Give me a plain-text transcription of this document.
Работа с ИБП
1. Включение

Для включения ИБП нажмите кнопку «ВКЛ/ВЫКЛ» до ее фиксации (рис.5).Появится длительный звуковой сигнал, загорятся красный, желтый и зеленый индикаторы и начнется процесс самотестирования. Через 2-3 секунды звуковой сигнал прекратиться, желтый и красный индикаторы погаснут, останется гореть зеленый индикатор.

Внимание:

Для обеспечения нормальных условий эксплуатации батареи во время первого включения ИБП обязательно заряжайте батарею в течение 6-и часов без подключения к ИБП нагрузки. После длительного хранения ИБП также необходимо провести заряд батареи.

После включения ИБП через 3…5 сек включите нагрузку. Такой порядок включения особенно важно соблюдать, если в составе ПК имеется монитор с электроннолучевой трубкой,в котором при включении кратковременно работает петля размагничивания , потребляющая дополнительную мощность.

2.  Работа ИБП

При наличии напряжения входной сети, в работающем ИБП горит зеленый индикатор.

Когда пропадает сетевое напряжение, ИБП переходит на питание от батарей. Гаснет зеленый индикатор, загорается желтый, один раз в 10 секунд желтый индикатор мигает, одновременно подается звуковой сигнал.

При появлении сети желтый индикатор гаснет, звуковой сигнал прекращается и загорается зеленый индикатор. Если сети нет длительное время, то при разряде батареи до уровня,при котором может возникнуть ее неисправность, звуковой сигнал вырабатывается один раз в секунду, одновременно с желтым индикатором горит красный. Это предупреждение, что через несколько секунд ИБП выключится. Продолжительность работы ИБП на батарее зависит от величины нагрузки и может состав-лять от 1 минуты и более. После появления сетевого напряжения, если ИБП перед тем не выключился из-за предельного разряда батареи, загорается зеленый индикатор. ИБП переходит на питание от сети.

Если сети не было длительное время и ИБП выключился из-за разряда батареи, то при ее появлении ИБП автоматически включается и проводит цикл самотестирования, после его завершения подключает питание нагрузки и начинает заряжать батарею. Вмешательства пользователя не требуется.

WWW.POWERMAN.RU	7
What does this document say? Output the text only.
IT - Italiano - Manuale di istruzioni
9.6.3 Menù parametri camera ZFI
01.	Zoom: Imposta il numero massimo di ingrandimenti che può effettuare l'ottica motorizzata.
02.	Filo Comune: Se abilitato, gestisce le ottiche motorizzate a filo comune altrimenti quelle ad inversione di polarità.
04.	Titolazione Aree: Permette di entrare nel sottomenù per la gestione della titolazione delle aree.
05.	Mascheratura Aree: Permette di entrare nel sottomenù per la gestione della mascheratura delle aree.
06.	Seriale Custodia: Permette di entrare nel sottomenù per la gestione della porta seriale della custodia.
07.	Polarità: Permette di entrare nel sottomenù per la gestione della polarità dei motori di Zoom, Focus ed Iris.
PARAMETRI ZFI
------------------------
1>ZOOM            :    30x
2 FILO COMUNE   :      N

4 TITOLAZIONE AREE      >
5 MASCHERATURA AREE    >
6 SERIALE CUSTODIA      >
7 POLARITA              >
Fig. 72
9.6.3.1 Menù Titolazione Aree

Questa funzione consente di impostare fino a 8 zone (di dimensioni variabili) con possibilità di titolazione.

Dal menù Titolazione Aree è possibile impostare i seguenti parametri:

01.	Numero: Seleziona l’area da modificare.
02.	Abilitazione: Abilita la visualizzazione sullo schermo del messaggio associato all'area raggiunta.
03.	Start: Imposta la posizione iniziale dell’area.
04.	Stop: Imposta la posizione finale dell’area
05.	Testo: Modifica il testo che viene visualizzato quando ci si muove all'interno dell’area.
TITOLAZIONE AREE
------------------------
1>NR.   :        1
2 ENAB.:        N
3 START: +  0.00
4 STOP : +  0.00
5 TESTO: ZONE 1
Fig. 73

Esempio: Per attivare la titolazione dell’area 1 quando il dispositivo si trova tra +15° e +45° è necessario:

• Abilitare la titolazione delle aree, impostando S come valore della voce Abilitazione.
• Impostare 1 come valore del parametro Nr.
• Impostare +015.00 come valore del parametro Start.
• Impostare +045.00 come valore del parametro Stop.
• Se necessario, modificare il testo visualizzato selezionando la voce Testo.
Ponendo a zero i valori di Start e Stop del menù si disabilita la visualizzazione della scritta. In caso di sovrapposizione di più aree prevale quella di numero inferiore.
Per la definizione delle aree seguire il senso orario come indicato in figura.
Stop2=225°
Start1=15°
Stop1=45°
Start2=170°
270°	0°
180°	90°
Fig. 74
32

**********

Return all of the entries word for word.

> _TASK SOLUTION_:
Give me a plain-text transcription of this document.
Работа с ИБП
1. Включение

Для включения ИБП нажмите кнопку «ВКЛ/ВЫКЛ» до ее фиксации (рис.5).Появится длительный звуковой сигнал, загорятся красный, желтый и зеленый индикаторы и начнется процесс самотестирования. Через 2-3 секунды звуковой сигнал прекратиться, желтый и красный индикаторы погаснут, останется гореть зеленый индикатор.

Внимание:

Для обеспечения нормальных условий эксплуатации батареи во время первого включения ИБП обязательно заряжайте батарею в течение 6-и часов без подключения к ИБП нагрузки. После длительного хранения ИБП также необходимо провести заряд батареи.

После включения ИБП через 3…5 сек включите нагрузку. Такой порядок включения особенно важно соблюдать, если в составе ПК имеется монитор с электроннолучевой трубкой,в котором при включении кратковременно работает петля размагничивания , потребляющая дополнительную мощность.

2.  Работа ИБП

При наличии напряжения входной сети, в работающем ИБП горит зеленый индикатор.

Когда пропадает сетевое напряжение, ИБП переходит на питание от батарей. Гаснет зеленый индикатор, загорается желтый, один раз в 10 секунд желтый индикатор мигает, одновременно подается звуковой сигнал.

При появлении сети желтый индикатор гаснет, звуковой сигнал прекращается и загорается зеленый индикатор. Если сети нет длительное время, то при разряде батареи до уровня,при котором может возникнуть ее неисправность, звуковой сигнал вырабатывается один раз в секунду, одновременно с желтым индикатором горит красный. Это предупреждение, что через несколько секунд ИБП выключится. Продолжительность работы ИБП на батарее зависит от величины нагрузки и может состав-лять от 1 минуты и более. После появления сетевого напряжения, если ИБП перед тем не выключился из-за предельного разряда батареи, загорается зеленый индикатор. ИБП переходит на питание от сети.

Если сети не было длительное время и ИБП выключился из-за разряда батареи, то при ее появлении ИБП автоматически включается и проводит цикл самотестирования, после его завершения подключает питание нагрузки и начинает заряжать батарею. Вмешательства пользователя не требуется.

WWW.POWERMAN.RU	7
What does this document say? Output the text only.
IT - Italiano - Manuale di istruzioni
9.6.3 Menù parametri camera ZFI
01.	Zoom: Imposta il numero massimo di ingrandimenti che può effettuare l'ottica motorizzata.
02.	Filo Comune: Se abilitato, gestisce le ottiche motorizzate a filo comune altrimenti quelle ad inversione di polarità.
04.	Titolazione Aree: Permette di entrare nel sottomenù per la gestione della titolazione delle aree.
05.	Mascheratura Aree: Permette di entrare nel sottomenù per la gestione della mascheratura delle aree.
06.	Seriale Custodia: Permette di entrare nel sottomenù per la gestione della porta seriale della custodia.
07.	Polarità: Permette di entrare nel sottomenù per la gestione della polarità dei motori di Zoom, Focus ed Iris.
PARAMETRI ZFI
------------------------
1>ZOOM            :    30x
2 FILO COMUNE   :      N

4 TITOLAZIONE AREE      >
5 MASCHERATURA AREE    >
6 SERIALE CUSTODIA      >
7 POLARITA              >
Fig. 72
9.6.3.1 Menù Titolazione Aree

Questa funzione consente di impostare fino a 8 zone (di dimensioni variabili) con possibilità di titolazione.

Dal menù Titolazione Aree è possibile impostare i seguenti parametri:

01.	Numero: Seleziona l’area da modificare.
02.	Abilitazione: Abilita la visualizzazione sullo schermo del messaggio associato all'area raggiunta.
03.	Start: Imposta la posizione iniziale dell’area.
04.	Stop: Imposta la posizione finale dell’area
05.	Testo: Modifica il testo che viene visualizzato quando ci si muove all'interno dell’area.
TITOLAZIONE AREE
------------------------
1>NR.   :        1
2 ENAB.:        N
3 START: +  0.00
4 STOP : +  0.00
5 TESTO: ZONE 1
Fig. 73

Esempio: Per attivare la titolazione dell’area 1 quando il dispositivo si trova tra +15° e +45° è necessario:

• Abilitare la titolazione delle aree, impostando S come valore della voce Abilitazione.
• Impostare 1 come valore del parametro Nr.
• Impostare +015.00 come valore del parametro Start.
• Impostare +045.00 come valore del parametro Stop.
• Se necessario, modificare il testo visualizzato selezionando la voce Testo.
Ponendo a zero i valori di Start e Stop del menù si disabilita la visualizzazione della scritta. In caso di sovrapposizione di più aree prevale quella di numero inferiore.
Per la definizione delle aree seguire il senso orario come indicato in figura.
Stop2=225°
Start1=15°
Stop1=45°
Start2=170°
270°	0°
180°	90°
Fig. 74
32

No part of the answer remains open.